§ Exercise
The records below must be duplicated exactly, character for character.

————————

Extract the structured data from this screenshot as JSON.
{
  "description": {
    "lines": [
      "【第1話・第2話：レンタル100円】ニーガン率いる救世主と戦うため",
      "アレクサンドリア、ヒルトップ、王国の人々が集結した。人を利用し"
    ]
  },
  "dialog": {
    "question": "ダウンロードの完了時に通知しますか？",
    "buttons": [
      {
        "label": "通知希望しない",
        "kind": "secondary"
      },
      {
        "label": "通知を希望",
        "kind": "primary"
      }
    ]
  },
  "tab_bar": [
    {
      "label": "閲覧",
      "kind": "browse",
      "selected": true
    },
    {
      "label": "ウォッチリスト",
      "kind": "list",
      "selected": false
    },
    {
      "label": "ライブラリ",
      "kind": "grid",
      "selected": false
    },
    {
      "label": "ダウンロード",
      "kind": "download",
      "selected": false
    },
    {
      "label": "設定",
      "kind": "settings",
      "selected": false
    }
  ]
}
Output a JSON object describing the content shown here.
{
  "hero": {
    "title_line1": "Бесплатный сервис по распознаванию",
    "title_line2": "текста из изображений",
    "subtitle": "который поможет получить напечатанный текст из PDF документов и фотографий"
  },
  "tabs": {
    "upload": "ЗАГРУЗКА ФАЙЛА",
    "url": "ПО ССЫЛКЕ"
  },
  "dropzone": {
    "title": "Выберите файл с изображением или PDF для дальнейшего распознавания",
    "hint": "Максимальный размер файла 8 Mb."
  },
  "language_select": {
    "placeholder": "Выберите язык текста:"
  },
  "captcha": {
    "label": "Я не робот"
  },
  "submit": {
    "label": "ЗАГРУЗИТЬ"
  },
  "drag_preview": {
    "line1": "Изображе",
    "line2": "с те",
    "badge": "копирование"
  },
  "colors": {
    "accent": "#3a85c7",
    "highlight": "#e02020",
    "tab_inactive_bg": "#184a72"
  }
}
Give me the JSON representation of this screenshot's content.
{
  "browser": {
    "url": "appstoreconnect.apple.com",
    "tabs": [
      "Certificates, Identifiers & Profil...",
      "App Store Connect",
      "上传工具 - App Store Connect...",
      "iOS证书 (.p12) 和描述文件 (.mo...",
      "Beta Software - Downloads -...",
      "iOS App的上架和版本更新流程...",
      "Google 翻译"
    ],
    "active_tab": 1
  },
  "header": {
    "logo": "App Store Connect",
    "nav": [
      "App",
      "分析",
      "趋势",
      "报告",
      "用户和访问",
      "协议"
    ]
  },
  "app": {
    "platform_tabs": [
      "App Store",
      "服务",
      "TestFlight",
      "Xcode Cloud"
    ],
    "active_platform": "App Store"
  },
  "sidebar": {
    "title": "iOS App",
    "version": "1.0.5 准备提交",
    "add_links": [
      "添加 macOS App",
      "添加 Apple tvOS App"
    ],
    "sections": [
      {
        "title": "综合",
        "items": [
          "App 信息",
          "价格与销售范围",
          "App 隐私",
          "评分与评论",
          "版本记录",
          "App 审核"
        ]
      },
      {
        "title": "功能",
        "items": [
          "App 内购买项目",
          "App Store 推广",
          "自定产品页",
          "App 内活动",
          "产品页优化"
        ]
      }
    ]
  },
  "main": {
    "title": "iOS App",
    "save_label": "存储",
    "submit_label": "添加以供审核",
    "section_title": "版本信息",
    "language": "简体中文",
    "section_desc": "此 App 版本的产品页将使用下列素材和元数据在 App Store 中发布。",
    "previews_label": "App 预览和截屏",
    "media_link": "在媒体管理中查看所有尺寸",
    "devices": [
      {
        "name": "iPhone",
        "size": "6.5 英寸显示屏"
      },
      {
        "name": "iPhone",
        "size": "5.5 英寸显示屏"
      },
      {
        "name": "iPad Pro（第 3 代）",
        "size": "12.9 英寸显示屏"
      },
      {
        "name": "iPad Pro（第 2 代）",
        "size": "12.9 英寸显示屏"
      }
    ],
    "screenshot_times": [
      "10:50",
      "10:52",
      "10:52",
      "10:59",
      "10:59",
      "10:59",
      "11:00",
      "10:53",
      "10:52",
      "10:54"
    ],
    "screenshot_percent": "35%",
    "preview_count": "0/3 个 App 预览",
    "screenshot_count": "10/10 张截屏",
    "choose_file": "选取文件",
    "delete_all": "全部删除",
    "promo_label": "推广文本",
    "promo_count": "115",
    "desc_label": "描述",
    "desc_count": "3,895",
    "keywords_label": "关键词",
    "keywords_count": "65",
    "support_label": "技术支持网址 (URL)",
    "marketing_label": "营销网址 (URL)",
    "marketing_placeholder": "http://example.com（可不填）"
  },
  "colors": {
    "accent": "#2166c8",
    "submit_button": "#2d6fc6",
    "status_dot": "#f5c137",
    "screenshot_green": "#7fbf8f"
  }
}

————————

§ Complete response
Extract the structured data from this screenshot as JSON.
{
  "description": {
    "lines": [
      "【第1話・第2話：レンタル100円】ニーガン率いる救世主と戦うため",
      "アレクサンドリア、ヒルトップ、王国の人々が集結した。人を利用し"
    ]
  },
  "dialog": {
    "question": "ダウンロードの完了時に通知しますか？",
    "buttons": [
      {
        "label": "通知希望しない",
        "kind": "secondary"
      },
      {
        "label": "通知を希望",
        "kind": "primary"
      }
    ]
  },
  "tab_bar": [
    {
      "label": "閲覧",
      "kind": "browse",
      "selected": true
    },
    {
      "label": "ウォッチリスト",
      "kind": "list",
      "selected": false
    },
    {
      "label": "ライブラリ",
      "kind": "grid",
      "selected": false
    },
    {
      "label": "ダウンロード",
      "kind": "download",
      "selected": false
    },
    {
      "label": "設定",
      "kind": "settings",
      "selected": false
    }
  ]
}
Output a JSON object describing the content shown here.
{
  "hero": {
    "title_line1": "Бесплатный сервис по распознаванию",
    "title_line2": "текста из изображений",
    "subtitle": "который поможет получить напечатанный текст из PDF документов и фотографий"
  },
  "tabs": {
    "upload": "ЗАГРУЗКА ФАЙЛА",
    "url": "ПО ССЫЛКЕ"
  },
  "dropzone": {
    "title": "Выберите файл с изображением или PDF для дальнейшего распознавания",
    "hint": "Максимальный размер файла 8 Mb."
  },
  "language_select": {
    "placeholder": "Выберите язык текста:"
  },
  "captcha": {
    "label": "Я не робот"
  },
  "submit": {
    "label": "ЗАГРУЗИТЬ"
  },
  "drag_preview": {
    "line1": "Изображе",
    "line2": "с те",
    "badge": "копирование"
  },
  "colors": {
    "accent": "#3a85c7",
    "highlight": "#e02020",
    "tab_inactive_bg": "#184a72"
  }
}
Give me the JSON representation of this screenshot's content.
{
  "browser": {
    "url": "appstoreconnect.apple.com",
    "tabs": [
      "Certificates, Identifiers & Profil...",
      "App Store Connect",
      "上传工具 - App Store Connect...",
      "iOS证书 (.p12) 和描述文件 (.mo...",
      "Beta Software - Downloads -...",
      "iOS App的上架和版本更新流程...",
      "Google 翻译"
    ],
    "active_tab": 1
  },
  "header": {
    "logo": "App Store Connect",
    "nav": [
      "App",
      "分析",
      "趋势",
      "报告",
      "用户和访问",
      "协议"
    ]
  },
  "app": {
    "platform_tabs": [
      "App Store",
      "服务",
      "TestFlight",
      "Xcode Cloud"
    ],
    "active_platform": "App Store"
  },
  "sidebar": {
    "title": "iOS App",
    "version": "1.0.5 准备提交",
    "add_links": [
      "添加 macOS App",
      "添加 Apple tvOS App"
    ],
    "sections": [
      {
        "title": "综合",
        "items": [
          "App 信息",
          "价格与销售范围",
          "App 隐私",
          "评分与评论",
          "版本记录",
          "App 审核"
        ]
      },
      {
        "title": "功能",
        "items": [
          "App 内购买项目",
          "App Store 推广",
          "自定产品页",
          "App 内活动",
          "产品页优化"
        ]
      }
    ]
  },
  "main": {
    "title": "iOS App",
    "save_label": "存储",
    "submit_label": "添加以供审核",
    "section_title": "版本信息",
    "language": "简体中文",
    "section_desc": "此 App 版本的产品页将使用下列素材和元数据在 App Store 中发布。",
    "previews_label": "App 预览和截屏",
    "media_link": "在媒体管理中查看所有尺寸",
    "devices": [
      {
        "name": "iPhone",
        "size": "6.5 英寸显示屏"
      },
      {
        "name": "iPhone",
        "size": "5.5 英寸显示屏"
      },
      {
        "name": "iPad Pro（第 3 代）",
        "size": "12.9 英寸显示屏"
      },
      {
        "name": "iPad Pro（第 2 代）",
        "size": "12.9 英寸显示屏"
      }
    ],
    "screenshot_times": [
      "10:50",
      "10:52",
      "10:52",
      "10:59",
      "10:59",
      "10:59",
      "11:00",
      "10:53",
      "10:52",
      "10:54"
    ],
    "screenshot_percent": "35%",
    "preview_count": "0/3 个 App 预览",
    "screenshot_count": "10/10 张截屏",
    "choose_file": "选取文件",
    "delete_all": "全部删除",
    "promo_label": "推广文本",
    "promo_count": "115",
    "desc_label": "描述",
    "desc_count": "3,895",
    "keywords_label": "关键词",
    "keywords_count": "65",
    "support_label": "技术支持网址 (URL)",
    "marketing_label": "营销网址 (URL)",
    "marketing_placeholder": "http://example.com（可不填）"
  },
  "colors": {
    "accent": "#2166c8",
    "submit_button": "#2d6fc6",
    "status_dot": "#f5c137",
    "screenshot_green": "#7fbf8f"
  }
}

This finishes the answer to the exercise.